- [Requirements]:
Write out each record below exactly as it appears, with no pictures.

- [Data to use]:
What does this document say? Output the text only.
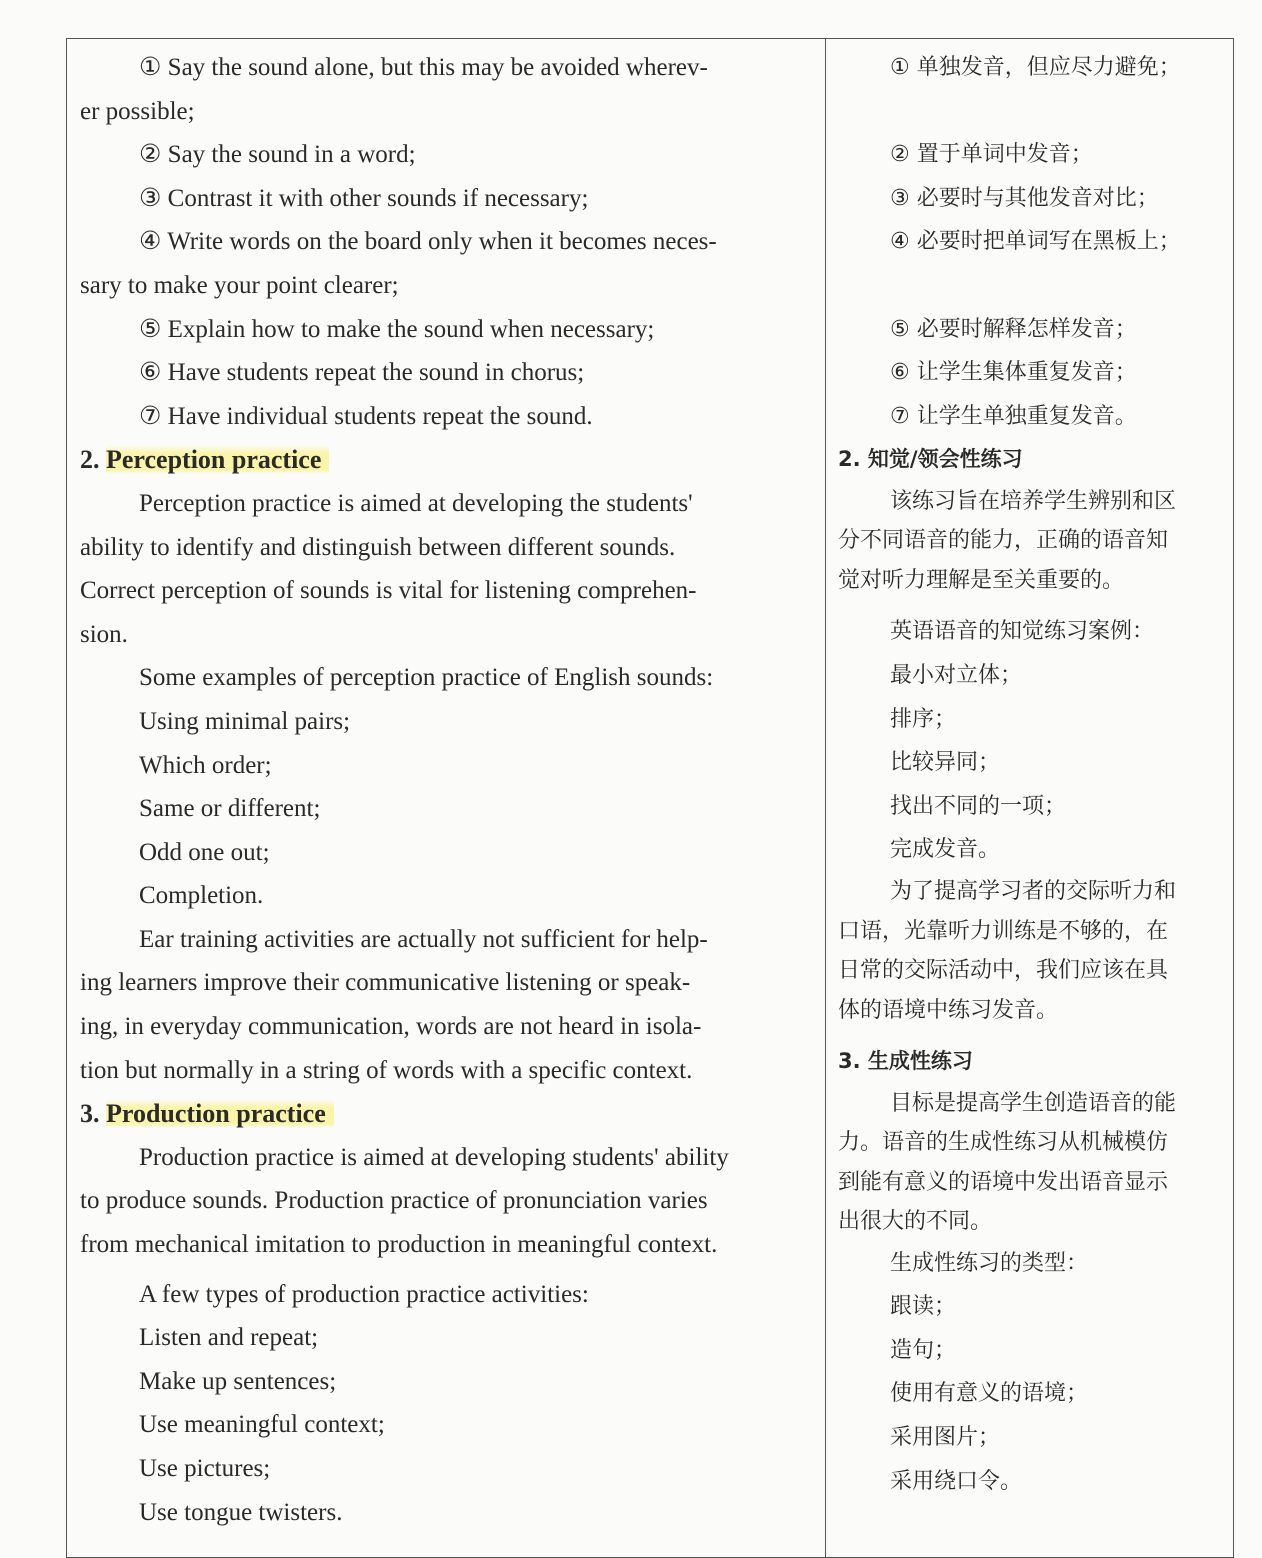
① Say the sound alone, but this may be avoided wherev-

er possible;

② Say the sound in a word;

③ Contrast it with other sounds if necessary;

④ Write words on the board only when it becomes neces-

sary to make your point clearer;

⑤ Explain how to make the sound when necessary;

⑥ Have students repeat the sound in chorus;

⑦ Have individual students repeat the sound.

2. Perception practice

Perception practice is aimed at developing the students'

ability to identify and distinguish between different sounds.

Correct perception of sounds is vital for listening comprehen-

sion.

Some examples of perception practice of English sounds:

Using minimal pairs;

Which order;

Same or different;

Odd one out;

Completion.

Ear training activities are actually not sufficient for help-

ing learners improve their communicative listening or speak-

ing, in everyday communication, words are not heard in isola-

tion but normally in a string of words with a specific context.

3. Production practice

Production practice is aimed at developing students' ability

to produce sounds. Production practice of pronunciation varies

from mechanical imitation to production in meaningful context.

A few types of production practice activities:

Listen and repeat;

Make up sentences;

Use meaningful context;

Use pictures;

Use tongue twisters.

① 单独发音，但应尽力避免；

② 置于单词中发音；

③ 必要时与其他发音对比；

④ 必要时把单词写在黑板上；

⑤ 必要时解释怎样发音；

⑥ 让学生集体重复发音；

⑦ 让学生单独重复发音。

2. 知觉/领会性练习

该练习旨在培养学生辨别和区

分不同语音的能力，正确的语音知

觉对听力理解是至关重要的。

英语语音的知觉练习案例：

最小对立体；

排序；

比较异同；

找出不同的一项；

完成发音。

为了提高学习者的交际听力和

口语，光靠听力训练是不够的，在

日常的交际活动中，我们应该在具

体的语境中练习发音。

3. 生成性练习

目标是提高学生创造语音的能

力。语音的生成性练习从机械模仿

到能有意义的语境中发出语音显示

出很大的不同。

生成性练习的类型：

跟读；

造句；

使用有意义的语境；

采用图片；

采用绕口令。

- [Written solution]:
What does this document say? Output the text only.
① Say the sound alone, but this may be avoided wherev-

er possible;

② Say the sound in a word;

③ Contrast it with other sounds if necessary;

④ Write words on the board only when it becomes neces-

sary to make your point clearer;

⑤ Explain how to make the sound when necessary;

⑥ Have students repeat the sound in chorus;

⑦ Have individual students repeat the sound.

2. Perception practice

Perception practice is aimed at developing the students'

ability to identify and distinguish between different sounds.

Correct perception of sounds is vital for listening comprehen-

sion.

Some examples of perception practice of English sounds:

Using minimal pairs;

Which order;

Same or different;

Odd one out;

Completion.

Ear training activities are actually not sufficient for help-

ing learners improve their communicative listening or speak-

ing, in everyday communication, words are not heard in isola-

tion but normally in a string of words with a specific context.

3. Production practice

Production practice is aimed at developing students' ability

to produce sounds. Production practice of pronunciation varies

from mechanical imitation to production in meaningful context.

A few types of production practice activities:

Listen and repeat;

Make up sentences;

Use meaningful context;

Use pictures;

Use tongue twisters.

① 单独发音，但应尽力避免；

② 置于单词中发音；

③ 必要时与其他发音对比；

④ 必要时把单词写在黑板上；

⑤ 必要时解释怎样发音；

⑥ 让学生集体重复发音；

⑦ 让学生单独重复发音。

2. 知觉/领会性练习

该练习旨在培养学生辨别和区

分不同语音的能力，正确的语音知

觉对听力理解是至关重要的。

英语语音的知觉练习案例：

最小对立体；

排序；

比较异同；

找出不同的一项；

完成发音。

为了提高学习者的交际听力和

口语，光靠听力训练是不够的，在

日常的交际活动中，我们应该在具

体的语境中练习发音。

3. 生成性练习

目标是提高学生创造语音的能

力。语音的生成性练习从机械模仿

到能有意义的语境中发出语音显示

出很大的不同。

生成性练习的类型：

跟读；

造句；

使用有意义的语境；

采用图片；

采用绕口令。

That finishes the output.